Start Provided data

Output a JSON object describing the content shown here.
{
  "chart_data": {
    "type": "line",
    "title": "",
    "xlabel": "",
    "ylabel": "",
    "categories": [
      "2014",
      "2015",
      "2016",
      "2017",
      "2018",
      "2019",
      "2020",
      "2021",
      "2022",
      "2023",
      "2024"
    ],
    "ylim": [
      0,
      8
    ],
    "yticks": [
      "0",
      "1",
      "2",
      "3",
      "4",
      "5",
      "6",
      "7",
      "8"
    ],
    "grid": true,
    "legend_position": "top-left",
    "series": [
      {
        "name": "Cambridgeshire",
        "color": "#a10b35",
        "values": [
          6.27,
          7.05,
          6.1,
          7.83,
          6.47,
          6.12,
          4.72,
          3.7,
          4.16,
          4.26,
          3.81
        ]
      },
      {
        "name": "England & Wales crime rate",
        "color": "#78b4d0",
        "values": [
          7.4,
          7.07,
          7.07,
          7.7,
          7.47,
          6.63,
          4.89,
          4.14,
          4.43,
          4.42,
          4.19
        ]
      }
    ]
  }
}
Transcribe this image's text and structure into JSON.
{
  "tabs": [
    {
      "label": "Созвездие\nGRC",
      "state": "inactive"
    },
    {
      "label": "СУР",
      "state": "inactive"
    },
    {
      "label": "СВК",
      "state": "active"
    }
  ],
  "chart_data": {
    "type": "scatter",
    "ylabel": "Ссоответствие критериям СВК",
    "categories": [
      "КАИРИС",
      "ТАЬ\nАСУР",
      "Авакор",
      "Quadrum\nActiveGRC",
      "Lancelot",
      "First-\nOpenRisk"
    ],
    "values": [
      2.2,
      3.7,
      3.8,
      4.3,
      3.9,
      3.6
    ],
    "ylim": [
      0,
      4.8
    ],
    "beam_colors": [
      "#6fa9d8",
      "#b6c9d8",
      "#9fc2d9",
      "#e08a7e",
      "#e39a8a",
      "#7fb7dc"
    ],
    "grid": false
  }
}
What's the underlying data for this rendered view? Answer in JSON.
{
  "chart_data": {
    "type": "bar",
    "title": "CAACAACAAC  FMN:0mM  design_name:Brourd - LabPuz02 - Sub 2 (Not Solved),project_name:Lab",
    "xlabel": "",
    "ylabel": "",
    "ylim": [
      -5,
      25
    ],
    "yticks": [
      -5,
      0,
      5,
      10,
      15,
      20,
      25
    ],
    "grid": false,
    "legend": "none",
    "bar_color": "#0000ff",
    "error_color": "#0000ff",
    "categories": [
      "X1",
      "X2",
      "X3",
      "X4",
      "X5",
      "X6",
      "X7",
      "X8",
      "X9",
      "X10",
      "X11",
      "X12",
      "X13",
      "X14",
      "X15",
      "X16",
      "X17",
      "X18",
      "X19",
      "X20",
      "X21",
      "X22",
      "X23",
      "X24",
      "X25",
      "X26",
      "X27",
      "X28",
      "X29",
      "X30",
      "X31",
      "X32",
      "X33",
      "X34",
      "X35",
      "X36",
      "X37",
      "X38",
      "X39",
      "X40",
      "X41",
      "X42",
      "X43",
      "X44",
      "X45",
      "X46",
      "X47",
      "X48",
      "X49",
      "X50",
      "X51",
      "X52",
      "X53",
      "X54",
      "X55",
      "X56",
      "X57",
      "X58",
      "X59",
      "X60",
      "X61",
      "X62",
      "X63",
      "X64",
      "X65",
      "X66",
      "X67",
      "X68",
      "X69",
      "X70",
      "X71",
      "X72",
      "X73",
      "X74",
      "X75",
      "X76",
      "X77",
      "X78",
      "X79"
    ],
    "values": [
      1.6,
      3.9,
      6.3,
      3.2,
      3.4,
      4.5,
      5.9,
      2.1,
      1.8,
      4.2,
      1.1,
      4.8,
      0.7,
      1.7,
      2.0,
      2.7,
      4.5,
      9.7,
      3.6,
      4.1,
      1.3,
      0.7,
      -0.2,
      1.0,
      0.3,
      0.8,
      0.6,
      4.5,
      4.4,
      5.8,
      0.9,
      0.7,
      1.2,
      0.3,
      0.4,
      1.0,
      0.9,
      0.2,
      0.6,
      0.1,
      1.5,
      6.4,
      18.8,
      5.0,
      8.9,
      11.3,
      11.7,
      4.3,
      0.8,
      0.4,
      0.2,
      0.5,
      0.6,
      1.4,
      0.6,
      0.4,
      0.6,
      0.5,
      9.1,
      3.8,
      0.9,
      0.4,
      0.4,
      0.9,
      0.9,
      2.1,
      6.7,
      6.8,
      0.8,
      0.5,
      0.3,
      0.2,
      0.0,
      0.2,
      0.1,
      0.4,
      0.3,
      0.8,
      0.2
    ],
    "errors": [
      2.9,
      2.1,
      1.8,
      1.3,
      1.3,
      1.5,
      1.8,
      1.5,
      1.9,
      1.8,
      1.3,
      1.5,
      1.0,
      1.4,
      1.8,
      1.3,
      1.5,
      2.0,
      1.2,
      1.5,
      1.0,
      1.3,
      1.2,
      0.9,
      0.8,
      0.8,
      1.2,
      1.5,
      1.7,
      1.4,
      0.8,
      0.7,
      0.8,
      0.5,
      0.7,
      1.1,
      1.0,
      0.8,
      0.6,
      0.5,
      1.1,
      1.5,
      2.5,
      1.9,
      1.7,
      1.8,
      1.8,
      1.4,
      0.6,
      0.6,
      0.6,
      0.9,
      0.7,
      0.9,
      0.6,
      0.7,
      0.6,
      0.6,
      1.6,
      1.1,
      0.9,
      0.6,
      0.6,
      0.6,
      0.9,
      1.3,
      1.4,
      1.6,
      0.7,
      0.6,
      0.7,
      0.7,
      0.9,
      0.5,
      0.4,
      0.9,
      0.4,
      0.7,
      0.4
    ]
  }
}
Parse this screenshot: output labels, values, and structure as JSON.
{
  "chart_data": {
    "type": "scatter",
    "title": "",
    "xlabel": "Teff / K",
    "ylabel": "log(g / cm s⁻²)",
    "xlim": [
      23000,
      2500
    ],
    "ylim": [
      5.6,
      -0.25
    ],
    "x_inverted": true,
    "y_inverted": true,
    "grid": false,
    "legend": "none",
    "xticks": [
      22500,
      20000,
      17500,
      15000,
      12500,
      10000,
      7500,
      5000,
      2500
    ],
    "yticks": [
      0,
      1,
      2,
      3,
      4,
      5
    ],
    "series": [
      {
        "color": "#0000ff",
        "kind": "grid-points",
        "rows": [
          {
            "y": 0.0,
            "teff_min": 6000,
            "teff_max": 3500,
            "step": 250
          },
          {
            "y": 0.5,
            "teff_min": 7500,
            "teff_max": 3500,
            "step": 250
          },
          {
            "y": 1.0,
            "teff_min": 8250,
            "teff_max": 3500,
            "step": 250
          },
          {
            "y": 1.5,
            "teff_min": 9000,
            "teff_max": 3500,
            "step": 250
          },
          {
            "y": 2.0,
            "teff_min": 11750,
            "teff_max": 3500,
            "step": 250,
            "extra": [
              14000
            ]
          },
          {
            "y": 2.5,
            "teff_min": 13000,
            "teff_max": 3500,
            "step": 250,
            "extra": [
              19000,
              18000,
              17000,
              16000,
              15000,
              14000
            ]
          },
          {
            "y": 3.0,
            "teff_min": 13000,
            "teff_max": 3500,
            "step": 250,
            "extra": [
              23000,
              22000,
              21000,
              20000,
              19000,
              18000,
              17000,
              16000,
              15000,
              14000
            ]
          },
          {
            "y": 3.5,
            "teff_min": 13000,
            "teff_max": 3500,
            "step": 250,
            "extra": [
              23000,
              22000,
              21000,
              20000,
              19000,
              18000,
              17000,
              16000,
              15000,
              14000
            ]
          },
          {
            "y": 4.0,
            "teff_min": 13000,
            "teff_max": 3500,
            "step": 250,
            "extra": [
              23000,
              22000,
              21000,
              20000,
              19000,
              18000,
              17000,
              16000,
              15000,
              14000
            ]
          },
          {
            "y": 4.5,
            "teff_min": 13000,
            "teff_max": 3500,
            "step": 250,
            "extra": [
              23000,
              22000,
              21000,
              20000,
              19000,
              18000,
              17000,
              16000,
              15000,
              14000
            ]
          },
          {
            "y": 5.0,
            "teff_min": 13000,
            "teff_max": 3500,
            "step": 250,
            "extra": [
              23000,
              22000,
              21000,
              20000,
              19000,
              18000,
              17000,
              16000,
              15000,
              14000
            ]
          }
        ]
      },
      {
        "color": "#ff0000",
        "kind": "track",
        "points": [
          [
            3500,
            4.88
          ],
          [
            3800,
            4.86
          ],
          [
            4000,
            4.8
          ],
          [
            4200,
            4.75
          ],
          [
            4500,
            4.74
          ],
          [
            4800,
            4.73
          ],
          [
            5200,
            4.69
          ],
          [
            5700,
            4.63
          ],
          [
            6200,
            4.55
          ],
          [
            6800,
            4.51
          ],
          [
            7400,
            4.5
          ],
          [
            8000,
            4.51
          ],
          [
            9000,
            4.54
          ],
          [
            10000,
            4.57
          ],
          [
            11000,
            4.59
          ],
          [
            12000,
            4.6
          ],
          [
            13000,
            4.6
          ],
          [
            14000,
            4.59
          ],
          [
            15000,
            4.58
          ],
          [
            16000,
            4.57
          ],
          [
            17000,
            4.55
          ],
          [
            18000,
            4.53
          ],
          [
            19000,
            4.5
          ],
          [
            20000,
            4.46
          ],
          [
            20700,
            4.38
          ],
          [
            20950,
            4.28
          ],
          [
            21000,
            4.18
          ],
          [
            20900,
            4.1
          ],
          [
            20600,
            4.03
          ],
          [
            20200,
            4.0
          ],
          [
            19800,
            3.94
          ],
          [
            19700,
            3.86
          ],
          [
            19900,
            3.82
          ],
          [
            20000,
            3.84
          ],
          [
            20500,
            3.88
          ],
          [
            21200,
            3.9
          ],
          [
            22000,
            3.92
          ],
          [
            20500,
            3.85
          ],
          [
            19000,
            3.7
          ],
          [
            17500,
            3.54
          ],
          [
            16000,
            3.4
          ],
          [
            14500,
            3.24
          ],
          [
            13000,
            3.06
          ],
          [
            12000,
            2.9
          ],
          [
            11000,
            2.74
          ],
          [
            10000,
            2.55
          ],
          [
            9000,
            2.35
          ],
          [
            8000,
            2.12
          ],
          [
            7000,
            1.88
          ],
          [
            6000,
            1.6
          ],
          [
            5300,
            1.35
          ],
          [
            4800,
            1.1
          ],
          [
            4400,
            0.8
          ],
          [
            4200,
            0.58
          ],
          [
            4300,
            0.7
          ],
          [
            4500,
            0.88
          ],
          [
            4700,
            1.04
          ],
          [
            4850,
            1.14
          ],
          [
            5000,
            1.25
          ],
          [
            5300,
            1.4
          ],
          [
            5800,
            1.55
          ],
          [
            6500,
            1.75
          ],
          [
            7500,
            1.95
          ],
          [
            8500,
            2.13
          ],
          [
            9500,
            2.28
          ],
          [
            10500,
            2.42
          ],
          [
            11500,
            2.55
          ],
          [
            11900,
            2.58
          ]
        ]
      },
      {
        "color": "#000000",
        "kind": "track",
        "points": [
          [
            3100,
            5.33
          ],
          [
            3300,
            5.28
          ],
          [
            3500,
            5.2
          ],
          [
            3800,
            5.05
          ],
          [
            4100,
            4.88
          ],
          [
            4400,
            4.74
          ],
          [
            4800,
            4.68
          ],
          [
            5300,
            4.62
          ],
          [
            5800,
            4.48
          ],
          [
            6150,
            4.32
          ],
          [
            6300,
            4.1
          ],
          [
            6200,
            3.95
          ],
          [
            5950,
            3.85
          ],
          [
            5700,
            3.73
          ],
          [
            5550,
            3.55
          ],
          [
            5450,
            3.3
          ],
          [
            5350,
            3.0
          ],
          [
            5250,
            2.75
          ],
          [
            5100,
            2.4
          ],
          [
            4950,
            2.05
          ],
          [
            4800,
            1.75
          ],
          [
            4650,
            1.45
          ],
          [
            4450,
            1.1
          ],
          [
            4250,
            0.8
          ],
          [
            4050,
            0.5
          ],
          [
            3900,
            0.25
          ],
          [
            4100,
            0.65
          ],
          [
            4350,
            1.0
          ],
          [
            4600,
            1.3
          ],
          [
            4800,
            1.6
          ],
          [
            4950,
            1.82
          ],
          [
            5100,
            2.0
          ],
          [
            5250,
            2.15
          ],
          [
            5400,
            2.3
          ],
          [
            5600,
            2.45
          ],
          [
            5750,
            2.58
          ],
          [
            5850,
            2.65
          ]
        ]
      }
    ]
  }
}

End Provided data

From the listing, copy every line where the string "type" appears.

Exercise output.
    "type": "line",
    "type": "scatter",
    "type": "bar",
    "type": "scatter",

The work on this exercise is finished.